Collected data entries:
-- START --

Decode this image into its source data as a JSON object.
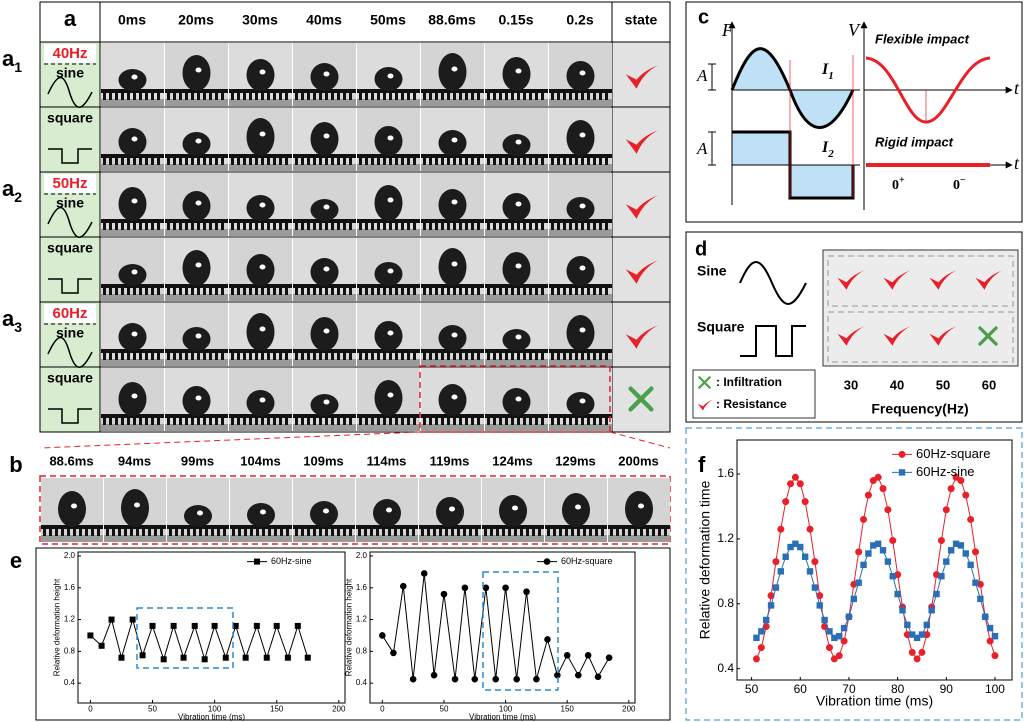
{
  "panel_a": {
    "label": "a",
    "times": [
      "0ms",
      "20ms",
      "30ms",
      "40ms",
      "50ms",
      "88.6ms",
      "0.15s",
      "0.2s"
    ],
    "state_header": "state",
    "groups": [
      {
        "letter": "a",
        "sub": "1",
        "freq": "40Hz",
        "rows": [
          "sine",
          "square"
        ]
      },
      {
        "letter": "a",
        "sub": "2",
        "freq": "50Hz",
        "rows": [
          "sine",
          "square"
        ]
      },
      {
        "letter": "a",
        "sub": "3",
        "freq": "60Hz",
        "rows": [
          "sine",
          "square"
        ]
      }
    ]
  },
  "panel_b": {
    "label": "b",
    "times": [
      "88.6ms",
      "94ms",
      "99ms",
      "104ms",
      "109ms",
      "114ms",
      "119ms",
      "124ms",
      "129ms",
      "200ms"
    ]
  },
  "panel_c": {
    "label": "c",
    "axis_F": "F",
    "axis_V": "V",
    "amplitude": "A",
    "impulse_symbol": "I",
    "impulse_subs": [
      "1",
      "2"
    ],
    "time_symbol": "t",
    "flexible": "Flexible impact",
    "rigid": "Rigid impact",
    "limit_base": "0",
    "limit_signs": [
      "+",
      "−"
    ]
  },
  "panel_d": {
    "label": "d",
    "waves": [
      "Sine",
      "Square"
    ],
    "legend": [
      ": Infiltration",
      ": Resistance"
    ],
    "frequencies": [
      30,
      40,
      50,
      60
    ],
    "xlabel": "Frequency(Hz)"
  },
  "panel_e": {
    "label": "e"
  },
  "panel_f": {
    "label": "f"
  },
  "chart_data": [
    {
      "type": "line",
      "ylabel": "Relative deformation height",
      "xlabel": "Vibration time (ms)",
      "x": [
        0,
        9,
        17,
        25,
        34,
        42,
        50,
        59,
        67,
        75,
        84,
        92,
        100,
        109,
        117,
        125,
        134,
        142,
        150,
        159,
        167,
        175
      ],
      "series": [
        {
          "name": "60Hz-sine",
          "color": "#000000",
          "marker": "square",
          "values": [
            1.0,
            0.87,
            1.2,
            0.72,
            1.2,
            0.75,
            1.12,
            0.7,
            1.12,
            0.72,
            1.12,
            0.7,
            1.12,
            0.72,
            1.12,
            0.72,
            1.12,
            0.72,
            1.12,
            0.72,
            1.12,
            0.72
          ]
        }
      ],
      "xlim": [
        -10,
        205
      ],
      "ylim": [
        0.15,
        2.05
      ],
      "xticks": [
        0,
        50,
        100,
        150,
        200
      ],
      "yticks": [
        0.4,
        0.8,
        1.2,
        1.6,
        {
          "value": 2,
          "label": "2.0"
        }
      ],
      "legend": "upper right"
    },
    {
      "type": "line",
      "ylabel": "Relative deformation height",
      "xlabel": "Vibration time (ms)",
      "x": [
        0,
        9,
        17,
        25,
        34,
        42,
        50,
        59,
        67,
        75,
        84,
        92,
        100,
        109,
        117,
        125,
        134,
        142,
        150,
        159,
        167,
        175,
        184
      ],
      "series": [
        {
          "name": "60Hz-square",
          "color": "#000000",
          "marker": "circle",
          "values": [
            1.0,
            0.78,
            1.62,
            0.45,
            1.78,
            0.5,
            1.52,
            0.45,
            1.6,
            0.45,
            1.6,
            0.45,
            1.6,
            0.45,
            1.55,
            0.45,
            0.95,
            0.5,
            0.75,
            0.5,
            0.75,
            0.48,
            0.72
          ]
        }
      ],
      "xlim": [
        -10,
        205
      ],
      "ylim": [
        0.15,
        2.05
      ],
      "xticks": [
        0,
        50,
        100,
        150,
        200
      ],
      "yticks": [
        0.4,
        0.8,
        1.2,
        1.6,
        {
          "value": 2,
          "label": "2.0"
        }
      ],
      "legend": "upper right"
    },
    {
      "type": "line",
      "ylabel": "Relative deformation time",
      "xlabel": "Vibration time (ms)",
      "x": [
        51,
        52,
        53,
        54,
        55,
        56,
        57,
        58,
        59,
        60,
        61,
        62,
        63,
        64,
        65,
        66,
        67,
        68,
        69,
        70,
        71,
        72,
        73,
        74,
        75,
        76,
        77,
        78,
        79,
        80,
        81,
        82,
        83,
        84,
        85,
        86,
        87,
        88,
        89,
        90,
        91,
        92,
        93,
        94,
        95,
        96,
        97,
        98,
        99,
        100
      ],
      "series": [
        {
          "name": "60Hz-square",
          "color": "#e8202a",
          "marker": "circle",
          "values": [
            0.46,
            0.53,
            0.66,
            0.85,
            1.06,
            1.26,
            1.43,
            1.54,
            1.58,
            1.54,
            1.43,
            1.26,
            1.06,
            0.85,
            0.66,
            0.53,
            0.46,
            0.48,
            0.57,
            0.72,
            0.92,
            1.12,
            1.32,
            1.47,
            1.56,
            1.58,
            1.51,
            1.38,
            1.19,
            0.98,
            0.78,
            0.61,
            0.5,
            0.46,
            0.5,
            0.61,
            0.78,
            0.98,
            1.19,
            1.38,
            1.51,
            1.58,
            1.56,
            1.47,
            1.32,
            1.12,
            0.92,
            0.72,
            0.57,
            0.48
          ]
        },
        {
          "name": "60Hz-sine",
          "color": "#2a6eb5",
          "marker": "square",
          "values": [
            0.59,
            0.63,
            0.7,
            0.79,
            0.9,
            1.0,
            1.09,
            1.15,
            1.17,
            1.15,
            1.09,
            1.0,
            0.9,
            0.79,
            0.7,
            0.63,
            0.59,
            0.6,
            0.65,
            0.72,
            0.83,
            0.93,
            1.04,
            1.11,
            1.16,
            1.17,
            1.13,
            1.06,
            0.97,
            0.86,
            0.76,
            0.67,
            0.61,
            0.59,
            0.61,
            0.67,
            0.76,
            0.86,
            0.97,
            1.06,
            1.13,
            1.17,
            1.16,
            1.11,
            1.04,
            0.93,
            0.83,
            0.72,
            0.65,
            0.6
          ]
        }
      ],
      "xlim": [
        47,
        103.5
      ],
      "ylim": [
        0.33,
        1.81
      ],
      "xticks": [
        50,
        60,
        70,
        80,
        90,
        100
      ],
      "yticks": [
        0.4,
        0.8,
        1.2,
        1.6
      ],
      "legend": "upper right"
    }
  ]
}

-- END --

* Stated exercise:
Return each line exactly as written. Any picture gets left out.

* Finished exercise:
Decode this image into its source data as a JSON object.
{
  "panel_a": {
    "label": "a",
    "times": [
      "0ms",
      "20ms",
      "30ms",
      "40ms",
      "50ms",
      "88.6ms",
      "0.15s",
      "0.2s"
    ],
    "state_header": "state",
    "groups": [
      {
        "letter": "a",
        "sub": "1",
        "freq": "40Hz",
        "rows": [
          "sine",
          "square"
        ]
      },
      {
        "letter": "a",
        "sub": "2",
        "freq": "50Hz",
        "rows": [
          "sine",
          "square"
        ]
      },
      {
        "letter": "a",
        "sub": "3",
        "freq": "60Hz",
        "rows": [
          "sine",
          "square"
        ]
      }
    ]
  },
  "panel_b": {
    "label": "b",
    "times": [
      "88.6ms",
      "94ms",
      "99ms",
      "104ms",
      "109ms",
      "114ms",
      "119ms",
      "124ms",
      "129ms",
      "200ms"
    ]
  },
  "panel_c": {
    "label": "c",
    "axis_F": "F",
    "axis_V": "V",
    "amplitude": "A",
    "impulse_symbol": "I",
    "impulse_subs": [
      "1",
      "2"
    ],
    "time_symbol": "t",
    "flexible": "Flexible impact",
    "rigid": "Rigid impact",
    "limit_base": "0",
    "limit_signs": [
      "+",
      "−"
    ]
  },
  "panel_d": {
    "label": "d",
    "waves": [
      "Sine",
      "Square"
    ],
    "legend": [
      ": Infiltration",
      ": Resistance"
    ],
    "frequencies": [
      30,
      40,
      50,
      60
    ],
    "xlabel": "Frequency(Hz)"
  },
  "panel_e": {
    "label": "e"
  },
  "panel_f": {
    "label": "f"
  },
  "chart_data": [
    {
      "type": "line",
      "ylabel": "Relative deformation height",
      "xlabel": "Vibration time (ms)",
      "x": [
        0,
        9,
        17,
        25,
        34,
        42,
        50,
        59,
        67,
        75,
        84,
        92,
        100,
        109,
        117,
        125,
        134,
        142,
        150,
        159,
        167,
        175
      ],
      "series": [
        {
          "name": "60Hz-sine",
          "color": "#000000",
          "marker": "square",
          "values": [
            1.0,
            0.87,
            1.2,
            0.72,
            1.2,
            0.75,
            1.12,
            0.7,
            1.12,
            0.72,
            1.12,
            0.7,
            1.12,
            0.72,
            1.12,
            0.72,
            1.12,
            0.72,
            1.12,
            0.72,
            1.12,
            0.72
          ]
        }
      ],
      "xlim": [
        -10,
        205
      ],
      "ylim": [
        0.15,
        2.05
      ],
      "xticks": [
        0,
        50,
        100,
        150,
        200
      ],
      "yticks": [
        0.4,
        0.8,
        1.2,
        1.6,
        {
          "value": 2,
          "label": "2.0"
        }
      ],
      "legend": "upper right"
    },
    {
      "type": "line",
      "ylabel": "Relative deformation height",
      "xlabel": "Vibration time (ms)",
      "x": [
        0,
        9,
        17,
        25,
        34,
        42,
        50,
        59,
        67,
        75,
        84,
        92,
        100,
        109,
        117,
        125,
        134,
        142,
        150,
        159,
        167,
        175,
        184
      ],
      "series": [
        {
          "name": "60Hz-square",
          "color": "#000000",
          "marker": "circle",
          "values": [
            1.0,
            0.78,
            1.62,
            0.45,
            1.78,
            0.5,
            1.52,
            0.45,
            1.6,
            0.45,
            1.6,
            0.45,
            1.6,
            0.45,
            1.55,
            0.45,
            0.95,
            0.5,
            0.75,
            0.5,
            0.75,
            0.48,
            0.72
          ]
        }
      ],
      "xlim": [
        -10,
        205
      ],
      "ylim": [
        0.15,
        2.05
      ],
      "xticks": [
        0,
        50,
        100,
        150,
        200
      ],
      "yticks": [
        0.4,
        0.8,
        1.2,
        1.6,
        {
          "value": 2,
          "label": "2.0"
        }
      ],
      "legend": "upper right"
    },
    {
      "type": "line",
      "ylabel": "Relative deformation time",
      "xlabel": "Vibration time (ms)",
      "x": [
        51,
        52,
        53,
        54,
        55,
        56,
        57,
        58,
        59,
        60,
        61,
        62,
        63,
        64,
        65,
        66,
        67,
        68,
        69,
        70,
        71,
        72,
        73,
        74,
        75,
        76,
        77,
        78,
        79,
        80,
        81,
        82,
        83,
        84,
        85,
        86,
        87,
        88,
        89,
        90,
        91,
        92,
        93,
        94,
        95,
        96,
        97,
        98,
        99,
        100
      ],
      "series": [
        {
          "name": "60Hz-square",
          "color": "#e8202a",
          "marker": "circle",
          "values": [
            0.46,
            0.53,
            0.66,
            0.85,
            1.06,
            1.26,
            1.43,
            1.54,
            1.58,
            1.54,
            1.43,
            1.26,
            1.06,
            0.85,
            0.66,
            0.53,
            0.46,
            0.48,
            0.57,
            0.72,
            0.92,
            1.12,
            1.32,
            1.47,
            1.56,
            1.58,
            1.51,
            1.38,
            1.19,
            0.98,
            0.78,
            0.61,
            0.5,
            0.46,
            0.5,
            0.61,
            0.78,
            0.98,
            1.19,
            1.38,
            1.51,
            1.58,
            1.56,
            1.47,
            1.32,
            1.12,
            0.92,
            0.72,
            0.57,
            0.48
          ]
        },
        {
          "name": "60Hz-sine",
          "color": "#2a6eb5",
          "marker": "square",
          "values": [
            0.59,
            0.63,
            0.7,
            0.79,
            0.9,
            1.0,
            1.09,
            1.15,
            1.17,
            1.15,
            1.09,
            1.0,
            0.9,
            0.79,
            0.7,
            0.63,
            0.59,
            0.6,
            0.65,
            0.72,
            0.83,
            0.93,
            1.04,
            1.11,
            1.16,
            1.17,
            1.13,
            1.06,
            0.97,
            0.86,
            0.76,
            0.67,
            0.61,
            0.59,
            0.61,
            0.67,
            0.76,
            0.86,
            0.97,
            1.06,
            1.13,
            1.17,
            1.16,
            1.11,
            1.04,
            0.93,
            0.83,
            0.72,
            0.65,
            0.6
          ]
        }
      ],
      "xlim": [
        47,
        103.5
      ],
      "ylim": [
        0.33,
        1.81
      ],
      "xticks": [
        50,
        60,
        70,
        80,
        90,
        100
      ],
      "yticks": [
        0.4,
        0.8,
        1.2,
        1.6
      ],
      "legend": "upper right"
    }
  ]
}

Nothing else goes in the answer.